Start of DATA FOR PROCESSING

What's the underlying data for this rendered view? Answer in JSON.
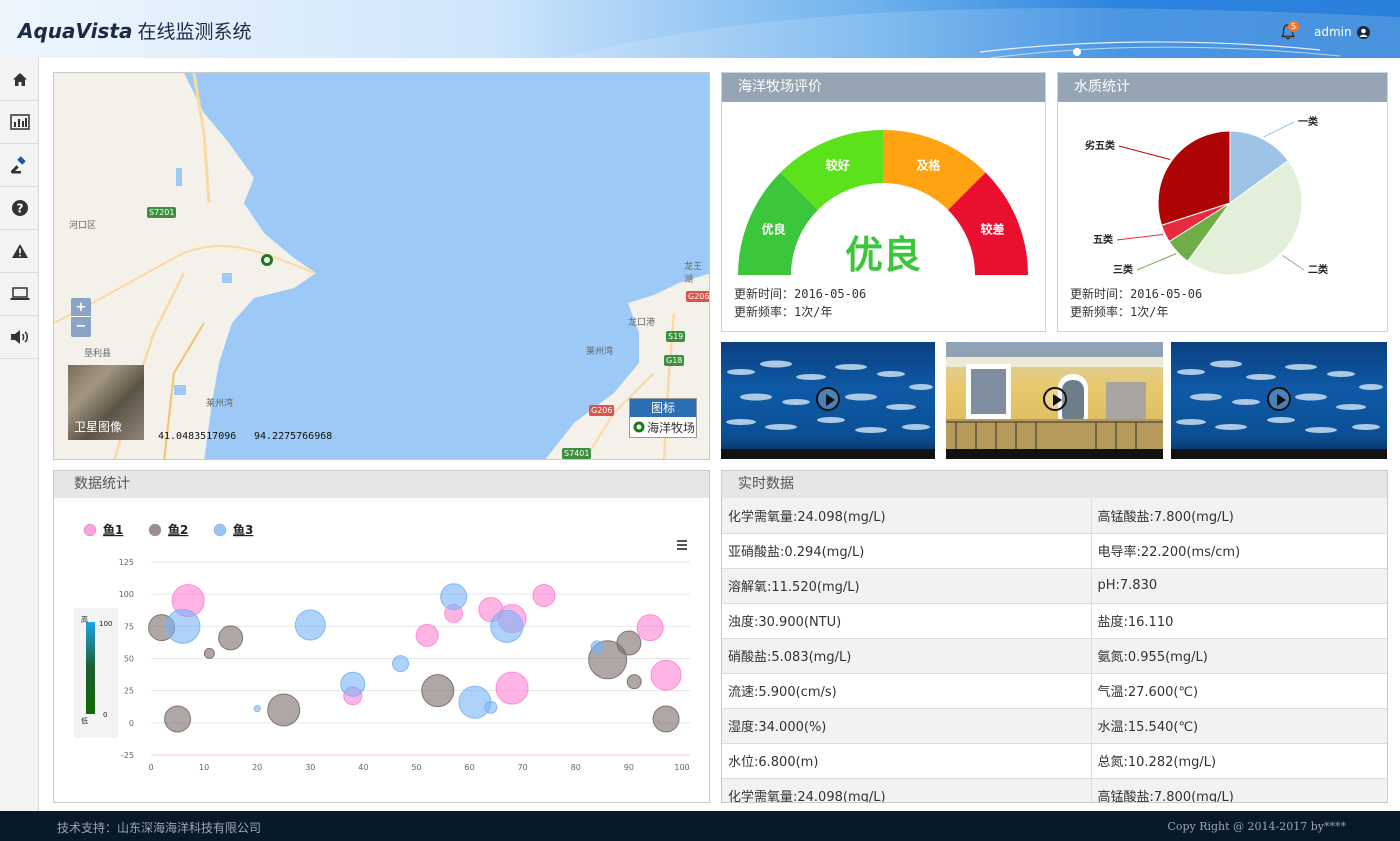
{
  "header": {
    "brand": "AquaVista",
    "system_name": "在线监测系统",
    "notification_count": "5",
    "username": "admin"
  },
  "sidebar": {
    "items": [
      {
        "icon": "home-icon"
      },
      {
        "icon": "bar-chart-icon"
      },
      {
        "icon": "gavel-icon"
      },
      {
        "icon": "help-icon"
      },
      {
        "icon": "warning-icon"
      },
      {
        "icon": "laptop-icon"
      },
      {
        "icon": "volume-icon"
      }
    ]
  },
  "map": {
    "satellite_label": "卫星图像",
    "lat": "41.0483517096",
    "lng": "94.2275766968",
    "legend_title": "图标",
    "legend_item": "海洋牧场",
    "zoom_in": "+",
    "zoom_out": "−",
    "place_labels": [
      "河口区",
      "垦利县",
      "莱州湾",
      "龙王湖",
      "龙口港",
      "莱州湾"
    ],
    "road_signs": [
      "S7201",
      "G206",
      "S19",
      "G18",
      "G206",
      "S7401"
    ]
  },
  "gauge": {
    "title": "海洋牧场评价",
    "segments": [
      "优良",
      "较好",
      "及格",
      "较差"
    ],
    "value_label": "优良",
    "update_time": "更新时间：2016-05-06",
    "update_freq": "更新频率：1次/年",
    "colors": {
      "excellent": "#3cc63c",
      "good": "#5ce21a",
      "pass": "#ffa313",
      "poor": "#e8102e"
    }
  },
  "pie": {
    "title": "水质统计",
    "update_time": "更新时间：2016-05-06",
    "update_freq": "更新频率：1次/年",
    "chart_data": {
      "type": "pie",
      "slices": [
        {
          "label": "一类",
          "value": 15,
          "color": "#9dc3e6"
        },
        {
          "label": "二类",
          "value": 45,
          "color": "#e2efd9"
        },
        {
          "label": "三类",
          "value": 6,
          "color": "#70ad47"
        },
        {
          "label": "五类",
          "value": 4,
          "color": "#e82b3c"
        },
        {
          "label": "劣五类",
          "value": 30,
          "color": "#ad0505"
        }
      ]
    }
  },
  "videos": [
    {
      "name": "fish-video-1"
    },
    {
      "name": "building-video"
    },
    {
      "name": "fish-video-2"
    }
  ],
  "stats": {
    "title": "数据统计",
    "menu_icon": "menu-icon",
    "chart_data": {
      "type": "scatter",
      "bubble": true,
      "xlim": [
        0,
        100
      ],
      "ylim": [
        -25,
        125
      ],
      "x_ticks": [
        0,
        10,
        20,
        30,
        40,
        50,
        60,
        70,
        80,
        90,
        100
      ],
      "y_ticks": [
        -25,
        0,
        25,
        50,
        75,
        100,
        125
      ],
      "color_scale": {
        "high_label": "高",
        "low_label": "低",
        "max": "100",
        "min": "0"
      },
      "series": [
        {
          "name": "鱼1",
          "color": "#ff82d6",
          "points": [
            [
              7,
              95,
              16
            ],
            [
              38,
              21,
              9
            ],
            [
              52,
              68,
              11
            ],
            [
              57,
              85,
              9
            ],
            [
              64,
              88,
              12
            ],
            [
              68,
              81,
              14
            ],
            [
              68,
              27,
              16
            ],
            [
              74,
              99,
              11
            ],
            [
              94,
              74,
              13
            ],
            [
              97,
              37,
              15
            ]
          ]
        },
        {
          "name": "鱼2",
          "color": "#7a6a6a",
          "points": [
            [
              2,
              74,
              13
            ],
            [
              5,
              3,
              13
            ],
            [
              11,
              54,
              5
            ],
            [
              15,
              66,
              12
            ],
            [
              25,
              10,
              16
            ],
            [
              54,
              25,
              16
            ],
            [
              86,
              49,
              19
            ],
            [
              90,
              62,
              12
            ],
            [
              91,
              32,
              7
            ],
            [
              97,
              3,
              13
            ]
          ]
        },
        {
          "name": "鱼3",
          "color": "#78b4f5",
          "points": [
            [
              6,
              75,
              17
            ],
            [
              20,
              11,
              3
            ],
            [
              30,
              76,
              15
            ],
            [
              38,
              30,
              12
            ],
            [
              47,
              46,
              8
            ],
            [
              57,
              98,
              13
            ],
            [
              61,
              16,
              16
            ],
            [
              64,
              12,
              6
            ],
            [
              67,
              75,
              16
            ],
            [
              84,
              59,
              6
            ]
          ]
        }
      ]
    }
  },
  "realtime": {
    "title": "实时数据",
    "rows": [
      [
        "化学需氧量:24.098(mg/L)",
        "高锰酸盐:7.800(mg/L)"
      ],
      [
        "亚硝酸盐:0.294(mg/L)",
        "电导率:22.200(ms/cm)"
      ],
      [
        "溶解氧:11.520(mg/L)",
        "pH:7.830"
      ],
      [
        "浊度:30.900(NTU)",
        "盐度:16.110"
      ],
      [
        "硝酸盐:5.083(mg/L)",
        "氨氮:0.955(mg/L)"
      ],
      [
        "流速:5.900(cm/s)",
        "气温:27.600(℃)"
      ],
      [
        "湿度:34.000(%)",
        "水温:15.540(℃)"
      ],
      [
        "水位:6.800(m)",
        "总氮:10.282(mg/L)"
      ],
      [
        "化学需氧量:24.098(mg/L)",
        "高锰酸盐:7.800(mg/L)"
      ]
    ]
  },
  "footer": {
    "support": "技术支持：山东深海海洋科技有限公司",
    "copyright": "Copy Right @ 2014-2017 by****"
  }
}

End of DATA FOR PROCESSING

### EXERCISE DETAILS
Give the data again exactly as written, with all pictures left out.

### TASK RESULT
What's the underlying data for this rendered view? Answer in JSON.
{
  "header": {
    "brand": "AquaVista",
    "system_name": "在线监测系统",
    "notification_count": "5",
    "username": "admin"
  },
  "sidebar": {
    "items": [
      {
        "icon": "home-icon"
      },
      {
        "icon": "bar-chart-icon"
      },
      {
        "icon": "gavel-icon"
      },
      {
        "icon": "help-icon"
      },
      {
        "icon": "warning-icon"
      },
      {
        "icon": "laptop-icon"
      },
      {
        "icon": "volume-icon"
      }
    ]
  },
  "map": {
    "satellite_label": "卫星图像",
    "lat": "41.0483517096",
    "lng": "94.2275766968",
    "legend_title": "图标",
    "legend_item": "海洋牧场",
    "zoom_in": "+",
    "zoom_out": "−",
    "place_labels": [
      "河口区",
      "垦利县",
      "莱州湾",
      "龙王湖",
      "龙口港",
      "莱州湾"
    ],
    "road_signs": [
      "S7201",
      "G206",
      "S19",
      "G18",
      "G206",
      "S7401"
    ]
  },
  "gauge": {
    "title": "海洋牧场评价",
    "segments": [
      "优良",
      "较好",
      "及格",
      "较差"
    ],
    "value_label": "优良",
    "update_time": "更新时间：2016-05-06",
    "update_freq": "更新频率：1次/年",
    "colors": {
      "excellent": "#3cc63c",
      "good": "#5ce21a",
      "pass": "#ffa313",
      "poor": "#e8102e"
    }
  },
  "pie": {
    "title": "水质统计",
    "update_time": "更新时间：2016-05-06",
    "update_freq": "更新频率：1次/年",
    "chart_data": {
      "type": "pie",
      "slices": [
        {
          "label": "一类",
          "value": 15,
          "color": "#9dc3e6"
        },
        {
          "label": "二类",
          "value": 45,
          "color": "#e2efd9"
        },
        {
          "label": "三类",
          "value": 6,
          "color": "#70ad47"
        },
        {
          "label": "五类",
          "value": 4,
          "color": "#e82b3c"
        },
        {
          "label": "劣五类",
          "value": 30,
          "color": "#ad0505"
        }
      ]
    }
  },
  "videos": [
    {
      "name": "fish-video-1"
    },
    {
      "name": "building-video"
    },
    {
      "name": "fish-video-2"
    }
  ],
  "stats": {
    "title": "数据统计",
    "menu_icon": "menu-icon",
    "chart_data": {
      "type": "scatter",
      "bubble": true,
      "xlim": [
        0,
        100
      ],
      "ylim": [
        -25,
        125
      ],
      "x_ticks": [
        0,
        10,
        20,
        30,
        40,
        50,
        60,
        70,
        80,
        90,
        100
      ],
      "y_ticks": [
        -25,
        0,
        25,
        50,
        75,
        100,
        125
      ],
      "color_scale": {
        "high_label": "高",
        "low_label": "低",
        "max": "100",
        "min": "0"
      },
      "series": [
        {
          "name": "鱼1",
          "color": "#ff82d6",
          "points": [
            [
              7,
              95,
              16
            ],
            [
              38,
              21,
              9
            ],
            [
              52,
              68,
              11
            ],
            [
              57,
              85,
              9
            ],
            [
              64,
              88,
              12
            ],
            [
              68,
              81,
              14
            ],
            [
              68,
              27,
              16
            ],
            [
              74,
              99,
              11
            ],
            [
              94,
              74,
              13
            ],
            [
              97,
              37,
              15
            ]
          ]
        },
        {
          "name": "鱼2",
          "color": "#7a6a6a",
          "points": [
            [
              2,
              74,
              13
            ],
            [
              5,
              3,
              13
            ],
            [
              11,
              54,
              5
            ],
            [
              15,
              66,
              12
            ],
            [
              25,
              10,
              16
            ],
            [
              54,
              25,
              16
            ],
            [
              86,
              49,
              19
            ],
            [
              90,
              62,
              12
            ],
            [
              91,
              32,
              7
            ],
            [
              97,
              3,
              13
            ]
          ]
        },
        {
          "name": "鱼3",
          "color": "#78b4f5",
          "points": [
            [
              6,
              75,
              17
            ],
            [
              20,
              11,
              3
            ],
            [
              30,
              76,
              15
            ],
            [
              38,
              30,
              12
            ],
            [
              47,
              46,
              8
            ],
            [
              57,
              98,
              13
            ],
            [
              61,
              16,
              16
            ],
            [
              64,
              12,
              6
            ],
            [
              67,
              75,
              16
            ],
            [
              84,
              59,
              6
            ]
          ]
        }
      ]
    }
  },
  "realtime": {
    "title": "实时数据",
    "rows": [
      [
        "化学需氧量:24.098(mg/L)",
        "高锰酸盐:7.800(mg/L)"
      ],
      [
        "亚硝酸盐:0.294(mg/L)",
        "电导率:22.200(ms/cm)"
      ],
      [
        "溶解氧:11.520(mg/L)",
        "pH:7.830"
      ],
      [
        "浊度:30.900(NTU)",
        "盐度:16.110"
      ],
      [
        "硝酸盐:5.083(mg/L)",
        "氨氮:0.955(mg/L)"
      ],
      [
        "流速:5.900(cm/s)",
        "气温:27.600(℃)"
      ],
      [
        "湿度:34.000(%)",
        "水温:15.540(℃)"
      ],
      [
        "水位:6.800(m)",
        "总氮:10.282(mg/L)"
      ],
      [
        "化学需氧量:24.098(mg/L)",
        "高锰酸盐:7.800(mg/L)"
      ]
    ]
  },
  "footer": {
    "support": "技术支持：山东深海海洋科技有限公司",
    "copyright": "Copy Right @ 2014-2017 by****"
  }
}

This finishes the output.